### Excerpted records
------------------------------
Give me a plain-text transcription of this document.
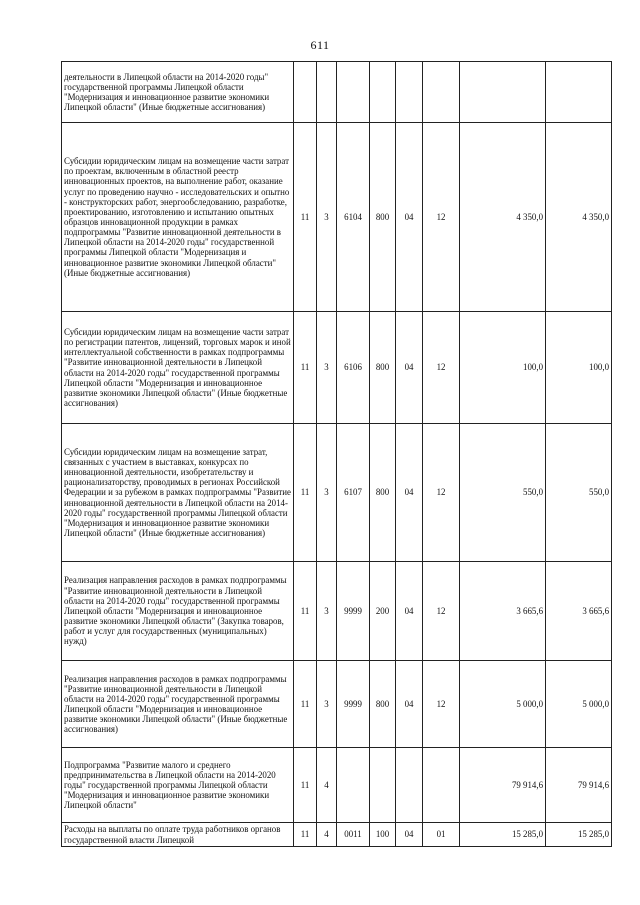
611
деятельности в Липецкой области на 2014-2020 годы" государственной программы Липецкой области "Модернизация и инновационное развитие экономики Липецкой области" (Иные бюджетные ассигнования)								
Субсидии юридическим лицам на возмещение части затрат по проектам, включенным в областной реестр инновационных проектов, на выполнение работ, оказание услуг по проведению научно - исследовательских и опытно - конструкторских работ, энергообследованию, разработке, проектированию, изготовлению и испытанию опытных образцов инновационной продукции в рамках подпрограммы "Развитие инновационной деятельности в Липецкой области на 2014-2020 годы" государственной программы Липецкой области "Модернизация и инновационное развитие экономики Липецкой области" (Иные бюджетные ассигнования)	11	3	6104	800	04	12	4 350,0	4 350,0
Субсидии юридическим лицам на возмещение части затрат по регистрации патентов, лицензий, торговых марок и иной интеллектуальной собственности в рамках подпрограммы "Развитие инновационной деятельности в Липецкой области на 2014-2020 годы" государственной программы Липецкой области "Модернизация и инновационное развитие экономики Липецкой области" (Иные бюджетные ассигнования)	11	3	6106	800	04	12	100,0	100,0
Субсидии юридическим лицам на возмещение затрат, связанных с участием в выставках, конкурсах по инновационной деятельности, изобретательству и рационализаторству, проводимых в регионах Российской Федерации и за рубежом в рамках подпрограммы "Развитие инновационной деятельности в Липецкой области на 2014-2020 годы" государственной программы Липецкой области "Модернизация и инновационное развитие экономики Липецкой области" (Иные бюджетные ассигнования)	11	3	6107	800	04	12	550,0	550,0
Реализация направления расходов в рамках подпрограммы "Развитие инновационной деятельности в Липецкой области на 2014-2020 годы" государственной программы Липецкой области "Модернизация и инновационное развитие экономики Липецкой области" (Закупка товаров, работ и услуг для государственных (муниципальных) нужд)	11	3	9999	200	04	12	3 665,6	3 665,6
Реализация направления расходов в рамках подпрограммы "Развитие инновационной деятельности в Липецкой области на 2014-2020 годы" государственной программы Липецкой области "Модернизация и инновационное развитие экономики Липецкой области" (Иные бюджетные ассигнования)	11	3	9999	800	04	12	5 000,0	5 000,0
Подпрограмма "Развитие малого и среднего предпринимательства в Липецкой области на 2014-2020 годы" государственной программы Липецкой области "Модернизация и инновационное развитие экономики Липецкой области"	11	4					79 914,6	79 914,6
Расходы на выплаты по оплате труда работников органов государственной власти Липецкой	11	4	0011	100	04	01	15 285,0	15 285,0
------------------------------
### Exercise requirements
Reproduce all entries exactly. Pictures do not belong in the copy.

### Task response
Give me a plain-text transcription of this document.
611
деятельности в Липецкой области на 2014-2020 годы" государственной программы Липецкой области "Модернизация и инновационное развитие экономики Липецкой области" (Иные бюджетные ассигнования)								
Субсидии юридическим лицам на возмещение части затрат по проектам, включенным в областной реестр инновационных проектов, на выполнение работ, оказание услуг по проведению научно - исследовательских и опытно - конструкторских работ, энергообследованию, разработке, проектированию, изготовлению и испытанию опытных образцов инновационной продукции в рамках подпрограммы "Развитие инновационной деятельности в Липецкой области на 2014-2020 годы" государственной программы Липецкой области "Модернизация и инновационное развитие экономики Липецкой области" (Иные бюджетные ассигнования)	11	3	6104	800	04	12	4 350,0	4 350,0
Субсидии юридическим лицам на возмещение части затрат по регистрации патентов, лицензий, торговых марок и иной интеллектуальной собственности в рамках подпрограммы "Развитие инновационной деятельности в Липецкой области на 2014-2020 годы" государственной программы Липецкой области "Модернизация и инновационное развитие экономики Липецкой области" (Иные бюджетные ассигнования)	11	3	6106	800	04	12	100,0	100,0
Субсидии юридическим лицам на возмещение затрат, связанных с участием в выставках, конкурсах по инновационной деятельности, изобретательству и рационализаторству, проводимых в регионах Российской Федерации и за рубежом в рамках подпрограммы "Развитие инновационной деятельности в Липецкой области на 2014-2020 годы" государственной программы Липецкой области "Модернизация и инновационное развитие экономики Липецкой области" (Иные бюджетные ассигнования)	11	3	6107	800	04	12	550,0	550,0
Реализация направления расходов в рамках подпрограммы "Развитие инновационной деятельности в Липецкой области на 2014-2020 годы" государственной программы Липецкой области "Модернизация и инновационное развитие экономики Липецкой области" (Закупка товаров, работ и услуг для государственных (муниципальных) нужд)	11	3	9999	200	04	12	3 665,6	3 665,6
Реализация направления расходов в рамках подпрограммы "Развитие инновационной деятельности в Липецкой области на 2014-2020 годы" государственной программы Липецкой области "Модернизация и инновационное развитие экономики Липецкой области" (Иные бюджетные ассигнования)	11	3	9999	800	04	12	5 000,0	5 000,0
Подпрограмма "Развитие малого и среднего предпринимательства в Липецкой области на 2014-2020 годы" государственной программы Липецкой области "Модернизация и инновационное развитие экономики Липецкой области"	11	4					79 914,6	79 914,6
Расходы на выплаты по оплате труда работников органов государственной власти Липецкой	11	4	0011	100	04	01	15 285,0	15 285,0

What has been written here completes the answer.